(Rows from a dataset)

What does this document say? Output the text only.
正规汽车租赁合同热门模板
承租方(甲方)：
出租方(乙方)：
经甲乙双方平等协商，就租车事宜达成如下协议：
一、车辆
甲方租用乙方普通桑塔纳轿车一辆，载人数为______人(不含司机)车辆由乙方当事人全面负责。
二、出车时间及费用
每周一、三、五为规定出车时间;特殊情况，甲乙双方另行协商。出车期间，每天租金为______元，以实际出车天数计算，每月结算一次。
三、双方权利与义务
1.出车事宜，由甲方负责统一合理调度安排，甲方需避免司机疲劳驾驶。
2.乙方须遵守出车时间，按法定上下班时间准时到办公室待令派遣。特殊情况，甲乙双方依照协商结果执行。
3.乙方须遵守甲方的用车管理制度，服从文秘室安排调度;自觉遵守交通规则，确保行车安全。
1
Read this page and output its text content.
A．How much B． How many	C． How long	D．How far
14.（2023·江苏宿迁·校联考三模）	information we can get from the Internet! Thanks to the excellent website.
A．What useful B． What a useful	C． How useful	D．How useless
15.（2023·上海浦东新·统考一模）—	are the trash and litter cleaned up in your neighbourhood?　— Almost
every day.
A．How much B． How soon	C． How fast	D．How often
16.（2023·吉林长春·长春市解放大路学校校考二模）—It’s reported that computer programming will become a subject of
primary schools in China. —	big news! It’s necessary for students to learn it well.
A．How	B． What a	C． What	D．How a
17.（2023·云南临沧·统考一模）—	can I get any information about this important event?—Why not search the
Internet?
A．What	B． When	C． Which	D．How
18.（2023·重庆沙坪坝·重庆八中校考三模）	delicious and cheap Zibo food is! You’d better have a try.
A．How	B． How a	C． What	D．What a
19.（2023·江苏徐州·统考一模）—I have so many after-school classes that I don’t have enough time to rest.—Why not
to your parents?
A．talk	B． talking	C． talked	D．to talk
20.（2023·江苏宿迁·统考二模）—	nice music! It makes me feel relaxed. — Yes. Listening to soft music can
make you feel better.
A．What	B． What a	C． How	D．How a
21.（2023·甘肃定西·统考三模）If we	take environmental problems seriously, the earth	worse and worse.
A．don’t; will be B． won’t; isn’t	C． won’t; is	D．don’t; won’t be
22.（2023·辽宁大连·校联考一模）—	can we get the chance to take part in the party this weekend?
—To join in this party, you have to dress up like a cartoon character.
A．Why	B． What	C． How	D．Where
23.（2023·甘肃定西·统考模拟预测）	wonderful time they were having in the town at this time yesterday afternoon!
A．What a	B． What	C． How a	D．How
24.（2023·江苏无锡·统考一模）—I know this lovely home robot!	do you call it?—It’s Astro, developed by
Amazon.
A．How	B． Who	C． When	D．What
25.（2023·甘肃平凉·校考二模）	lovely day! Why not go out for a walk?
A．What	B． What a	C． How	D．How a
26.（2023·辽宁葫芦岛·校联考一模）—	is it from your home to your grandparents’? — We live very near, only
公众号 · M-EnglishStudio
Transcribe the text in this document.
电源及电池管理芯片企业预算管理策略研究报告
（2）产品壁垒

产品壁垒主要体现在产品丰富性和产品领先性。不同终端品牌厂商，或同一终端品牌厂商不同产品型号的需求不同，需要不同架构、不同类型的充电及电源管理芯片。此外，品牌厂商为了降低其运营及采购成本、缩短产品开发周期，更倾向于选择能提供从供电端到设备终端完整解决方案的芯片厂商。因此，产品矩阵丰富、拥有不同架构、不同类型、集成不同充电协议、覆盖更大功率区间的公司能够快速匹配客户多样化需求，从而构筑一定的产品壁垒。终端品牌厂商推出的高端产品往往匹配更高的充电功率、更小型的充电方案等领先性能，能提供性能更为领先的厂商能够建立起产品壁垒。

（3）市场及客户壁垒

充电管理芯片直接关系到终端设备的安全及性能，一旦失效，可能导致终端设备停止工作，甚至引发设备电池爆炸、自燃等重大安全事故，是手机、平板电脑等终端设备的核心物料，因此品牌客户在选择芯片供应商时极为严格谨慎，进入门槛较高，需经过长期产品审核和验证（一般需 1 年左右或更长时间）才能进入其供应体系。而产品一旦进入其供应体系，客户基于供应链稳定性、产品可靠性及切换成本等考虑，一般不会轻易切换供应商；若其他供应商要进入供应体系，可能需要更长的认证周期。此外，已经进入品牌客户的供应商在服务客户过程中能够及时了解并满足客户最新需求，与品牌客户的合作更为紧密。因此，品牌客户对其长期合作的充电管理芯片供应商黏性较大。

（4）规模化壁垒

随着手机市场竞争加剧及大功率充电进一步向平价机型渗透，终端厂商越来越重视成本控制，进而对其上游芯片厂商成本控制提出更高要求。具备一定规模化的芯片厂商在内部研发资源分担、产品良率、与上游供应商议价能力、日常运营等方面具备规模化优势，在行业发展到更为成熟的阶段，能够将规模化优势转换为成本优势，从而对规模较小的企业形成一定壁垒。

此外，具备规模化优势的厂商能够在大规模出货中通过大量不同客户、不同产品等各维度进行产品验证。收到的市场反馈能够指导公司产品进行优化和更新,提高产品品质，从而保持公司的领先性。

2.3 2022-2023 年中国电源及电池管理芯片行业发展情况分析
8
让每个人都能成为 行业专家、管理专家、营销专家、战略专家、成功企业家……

What is required:
Give an exact repetition of all the material.

Output:
What does this document say? Output the text only.
正规汽车租赁合同热门模板
承租方(甲方)：
出租方(乙方)：
经甲乙双方平等协商，就租车事宜达成如下协议：
一、车辆
甲方租用乙方普通桑塔纳轿车一辆，载人数为______人(不含司机)车辆由乙方当事人全面负责。
二、出车时间及费用
每周一、三、五为规定出车时间;特殊情况，甲乙双方另行协商。出车期间，每天租金为______元，以实际出车天数计算，每月结算一次。
三、双方权利与义务
1.出车事宜，由甲方负责统一合理调度安排，甲方需避免司机疲劳驾驶。
2.乙方须遵守出车时间，按法定上下班时间准时到办公室待令派遣。特殊情况，甲乙双方依照协商结果执行。
3.乙方须遵守甲方的用车管理制度，服从文秘室安排调度;自觉遵守交通规则，确保行车安全。
1
Read this page and output its text content.
A．How much B． How many	C． How long	D．How far
14.（2023·江苏宿迁·校联考三模）	information we can get from the Internet! Thanks to the excellent website.
A．What useful B． What a useful	C． How useful	D．How useless
15.（2023·上海浦东新·统考一模）—	are the trash and litter cleaned up in your neighbourhood?　— Almost
every day.
A．How much B． How soon	C． How fast	D．How often
16.（2023·吉林长春·长春市解放大路学校校考二模）—It’s reported that computer programming will become a subject of
primary schools in China. —	big news! It’s necessary for students to learn it well.
A．How	B． What a	C． What	D．How a
17.（2023·云南临沧·统考一模）—	can I get any information about this important event?—Why not search the
Internet?
A．What	B． When	C． Which	D．How
18.（2023·重庆沙坪坝·重庆八中校考三模）	delicious and cheap Zibo food is! You’d better have a try.
A．How	B． How a	C． What	D．What a
19.（2023·江苏徐州·统考一模）—I have so many after-school classes that I don’t have enough time to rest.—Why not
to your parents?
A．talk	B． talking	C． talked	D．to talk
20.（2023·江苏宿迁·统考二模）—	nice music! It makes me feel relaxed. — Yes. Listening to soft music can
make you feel better.
A．What	B． What a	C． How	D．How a
21.（2023·甘肃定西·统考三模）If we	take environmental problems seriously, the earth	worse and worse.
A．don’t; will be B． won’t; isn’t	C． won’t; is	D．don’t; won’t be
22.（2023·辽宁大连·校联考一模）—	can we get the chance to take part in the party this weekend?
—To join in this party, you have to dress up like a cartoon character.
A．Why	B． What	C． How	D．Where
23.（2023·甘肃定西·统考模拟预测）	wonderful time they were having in the town at this time yesterday afternoon!
A．What a	B． What	C． How a	D．How
24.（2023·江苏无锡·统考一模）—I know this lovely home robot!	do you call it?—It’s Astro, developed by
Amazon.
A．How	B． Who	C． When	D．What
25.（2023·甘肃平凉·校考二模）	lovely day! Why not go out for a walk?
A．What	B． What a	C． How	D．How a
26.（2023·辽宁葫芦岛·校联考一模）—	is it from your home to your grandparents’? — We live very near, only
公众号 · M-EnglishStudio
Transcribe the text in this document.
电源及电池管理芯片企业预算管理策略研究报告
（2）产品壁垒

产品壁垒主要体现在产品丰富性和产品领先性。不同终端品牌厂商，或同一终端品牌厂商不同产品型号的需求不同，需要不同架构、不同类型的充电及电源管理芯片。此外，品牌厂商为了降低其运营及采购成本、缩短产品开发周期，更倾向于选择能提供从供电端到设备终端完整解决方案的芯片厂商。因此，产品矩阵丰富、拥有不同架构、不同类型、集成不同充电协议、覆盖更大功率区间的公司能够快速匹配客户多样化需求，从而构筑一定的产品壁垒。终端品牌厂商推出的高端产品往往匹配更高的充电功率、更小型的充电方案等领先性能，能提供性能更为领先的厂商能够建立起产品壁垒。

（3）市场及客户壁垒

充电管理芯片直接关系到终端设备的安全及性能，一旦失效，可能导致终端设备停止工作，甚至引发设备电池爆炸、自燃等重大安全事故，是手机、平板电脑等终端设备的核心物料，因此品牌客户在选择芯片供应商时极为严格谨慎，进入门槛较高，需经过长期产品审核和验证（一般需 1 年左右或更长时间）才能进入其供应体系。而产品一旦进入其供应体系，客户基于供应链稳定性、产品可靠性及切换成本等考虑，一般不会轻易切换供应商；若其他供应商要进入供应体系，可能需要更长的认证周期。此外，已经进入品牌客户的供应商在服务客户过程中能够及时了解并满足客户最新需求，与品牌客户的合作更为紧密。因此，品牌客户对其长期合作的充电管理芯片供应商黏性较大。

（4）规模化壁垒

随着手机市场竞争加剧及大功率充电进一步向平价机型渗透，终端厂商越来越重视成本控制，进而对其上游芯片厂商成本控制提出更高要求。具备一定规模化的芯片厂商在内部研发资源分担、产品良率、与上游供应商议价能力、日常运营等方面具备规模化优势，在行业发展到更为成熟的阶段，能够将规模化优势转换为成本优势，从而对规模较小的企业形成一定壁垒。

此外，具备规模化优势的厂商能够在大规模出货中通过大量不同客户、不同产品等各维度进行产品验证。收到的市场反馈能够指导公司产品进行优化和更新,提高产品品质，从而保持公司的领先性。

2.3 2022-2023 年中国电源及电池管理芯片行业发展情况分析
8
让每个人都能成为 行业专家、管理专家、营销专家、战略专家、成功企业家……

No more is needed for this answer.